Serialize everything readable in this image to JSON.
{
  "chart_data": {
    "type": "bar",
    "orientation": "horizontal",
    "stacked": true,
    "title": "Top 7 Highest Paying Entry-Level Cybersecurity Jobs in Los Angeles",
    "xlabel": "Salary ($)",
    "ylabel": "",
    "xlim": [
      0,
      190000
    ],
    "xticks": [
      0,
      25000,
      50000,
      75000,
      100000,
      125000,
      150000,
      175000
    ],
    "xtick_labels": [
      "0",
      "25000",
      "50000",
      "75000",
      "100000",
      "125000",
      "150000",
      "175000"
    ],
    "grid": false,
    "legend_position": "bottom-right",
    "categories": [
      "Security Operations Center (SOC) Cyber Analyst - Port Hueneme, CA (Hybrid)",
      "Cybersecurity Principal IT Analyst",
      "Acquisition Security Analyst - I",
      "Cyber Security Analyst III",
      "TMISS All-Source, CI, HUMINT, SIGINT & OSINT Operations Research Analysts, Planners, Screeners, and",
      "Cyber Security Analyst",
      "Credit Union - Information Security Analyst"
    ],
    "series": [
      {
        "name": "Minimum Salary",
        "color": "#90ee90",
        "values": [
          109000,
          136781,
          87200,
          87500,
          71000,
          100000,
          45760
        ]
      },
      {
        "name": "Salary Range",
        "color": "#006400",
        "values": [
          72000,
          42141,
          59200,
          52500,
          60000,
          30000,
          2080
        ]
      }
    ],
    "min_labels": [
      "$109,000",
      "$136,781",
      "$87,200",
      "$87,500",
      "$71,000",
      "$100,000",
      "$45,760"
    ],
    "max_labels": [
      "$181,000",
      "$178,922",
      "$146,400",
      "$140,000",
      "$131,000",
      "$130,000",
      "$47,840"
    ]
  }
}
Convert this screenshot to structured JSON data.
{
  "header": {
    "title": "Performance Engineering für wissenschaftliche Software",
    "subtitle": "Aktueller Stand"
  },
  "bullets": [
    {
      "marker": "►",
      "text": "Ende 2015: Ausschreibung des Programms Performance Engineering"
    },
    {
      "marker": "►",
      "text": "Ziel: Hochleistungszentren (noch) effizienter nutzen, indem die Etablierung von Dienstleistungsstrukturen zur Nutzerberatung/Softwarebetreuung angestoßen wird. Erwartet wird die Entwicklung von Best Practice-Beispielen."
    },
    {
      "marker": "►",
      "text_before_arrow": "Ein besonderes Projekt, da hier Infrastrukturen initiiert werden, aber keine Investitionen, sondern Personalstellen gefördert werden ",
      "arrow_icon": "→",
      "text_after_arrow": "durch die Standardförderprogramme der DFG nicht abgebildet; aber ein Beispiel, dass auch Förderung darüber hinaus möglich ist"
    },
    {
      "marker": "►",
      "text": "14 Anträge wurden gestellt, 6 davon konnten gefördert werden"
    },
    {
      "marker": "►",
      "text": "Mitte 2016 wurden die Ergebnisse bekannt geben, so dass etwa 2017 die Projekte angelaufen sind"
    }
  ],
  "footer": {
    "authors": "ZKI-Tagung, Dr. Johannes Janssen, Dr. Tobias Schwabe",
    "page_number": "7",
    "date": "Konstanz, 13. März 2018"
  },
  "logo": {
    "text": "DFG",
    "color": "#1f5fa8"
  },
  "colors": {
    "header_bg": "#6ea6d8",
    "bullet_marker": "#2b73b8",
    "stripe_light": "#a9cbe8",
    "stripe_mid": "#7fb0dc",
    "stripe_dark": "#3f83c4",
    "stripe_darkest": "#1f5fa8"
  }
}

▸ WRITTEN REQUEST
Extract every line above containing the word "JSON".

▸ TASK RESPONSE
Serialize everything readable in this image to JSON.
Convert this screenshot to structured JSON data.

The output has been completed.